STATED EXERCISE - Return all entries word for word, but drop any images.

___ DATASET EXCERPTS ___

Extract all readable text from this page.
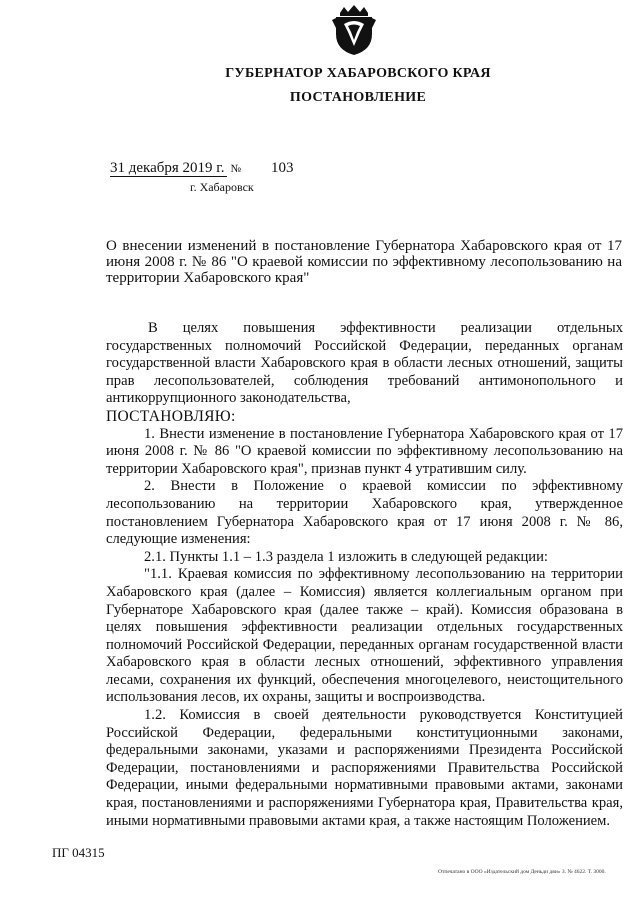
ГУБЕРНАТОР ХАБАРОВСКОГО КРАЯ
ПОСТАНОВЛЕНИЕ
31 декабря 2019 г. № 103
г. Хабаровск
О внесении изменений в постановление Губернатора Хабаровского края от 17 июня 2008 г. № 86 "О краевой комиссии по эффективному лесопользованию на территории Хабаровского края"

В целях повышения эффективности реализации отдельных государственных полномочий Российской Федерации, переданных органам государственной власти Хабаровского края в области лесных отношений, защиты прав лесопользователей, соблюдения требований антимонопольного и антикоррупционного законодательства,

ПОСТАНОВЛЯЮ:

1. Внести изменение в постановление Губернатора Хабаровского края от 17 июня 2008 г. № 86 "О краевой комиссии по эффективному лесопользованию на территории Хабаровского края", признав пункт 4 утратившим силу.

2. Внести в Положение о краевой комиссии по эффективному лесопользованию на территории Хабаровского края, утвержденное постановлением Губернатора Хабаровского края от 17 июня 2008 г. № 86, следующие изменения:

2.1. Пункты 1.1 – 1.3 раздела 1 изложить в следующей редакции:

"1.1. Краевая комиссия по эффективному лесопользованию на территории Хабаровского края (далее – Комиссия) является коллегиальным органом при Губернаторе Хабаровского края (далее также – край). Комиссия образована в целях повышения эффективности реализации отдельных государственных полномочий Российской Федерации, переданных органам государственной власти Хабаровского края в области лесных отношений, эффективного управления лесами, сохранения их функций, обеспечения многоцелевого, неистощительного использования лесов, их охраны, защиты и воспроизводства.

1.2. Комиссия в своей деятельности руководствуется Конституцией Российской Федерации, федеральными конституционными законами, федеральными законами, указами и распоряжениями Президента Российской Федерации, постановлениями и распоряжениями Правительства Российской Федерации, иными федеральными нормативными правовыми актами, законами края, постановлениями и распоряжениями Губернатора края, Правительства края, иными нормативными правовыми актами края, а также настоящим Положением.

ПГ 04315
Отпечатано в ООО «Издательский дом Деньди дви» З. № 4622. Т. 3000.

___

REPLY -
Extract all readable text from this page.
ГУБЕРНАТОР ХАБАРОВСКОГО КРАЯ
ПОСТАНОВЛЕНИЕ
31 декабря 2019 г. № 103
г. Хабаровск
О внесении изменений в постановление Губернатора Хабаровского края от 17 июня 2008 г. № 86 "О краевой комиссии по эффективному лесопользованию на территории Хабаровского края"

В целях повышения эффективности реализации отдельных государственных полномочий Российской Федерации, переданных органам государственной власти Хабаровского края в области лесных отношений, защиты прав лесопользователей, соблюдения требований антимонопольного и антикоррупционного законодательства,

ПОСТАНОВЛЯЮ:

1. Внести изменение в постановление Губернатора Хабаровского края от 17 июня 2008 г. № 86 "О краевой комиссии по эффективному лесопользованию на территории Хабаровского края", признав пункт 4 утратившим силу.

2. Внести в Положение о краевой комиссии по эффективному лесопользованию на территории Хабаровского края, утвержденное постановлением Губернатора Хабаровского края от 17 июня 2008 г. № 86, следующие изменения:

2.1. Пункты 1.1 – 1.3 раздела 1 изложить в следующей редакции:

"1.1. Краевая комиссия по эффективному лесопользованию на территории Хабаровского края (далее – Комиссия) является коллегиальным органом при Губернаторе Хабаровского края (далее также – край). Комиссия образована в целях повышения эффективности реализации отдельных государственных полномочий Российской Федерации, переданных органам государственной власти Хабаровского края в области лесных отношений, эффективного управления лесами, сохранения их функций, обеспечения многоцелевого, неистощительного использования лесов, их охраны, защиты и воспроизводства.

1.2. Комиссия в своей деятельности руководствуется Конституцией Российской Федерации, федеральными конституционными законами, федеральными законами, указами и распоряжениями Президента Российской Федерации, постановлениями и распоряжениями Правительства Российской Федерации, иными федеральными нормативными правовыми актами, законами края, постановлениями и распоряжениями Губернатора края, Правительства края, иными нормативными правовыми актами края, а также настоящим Положением.

ПГ 04315
Отпечатано в ООО «Издательский дом Деньди дви» З. № 4622. Т. 3000.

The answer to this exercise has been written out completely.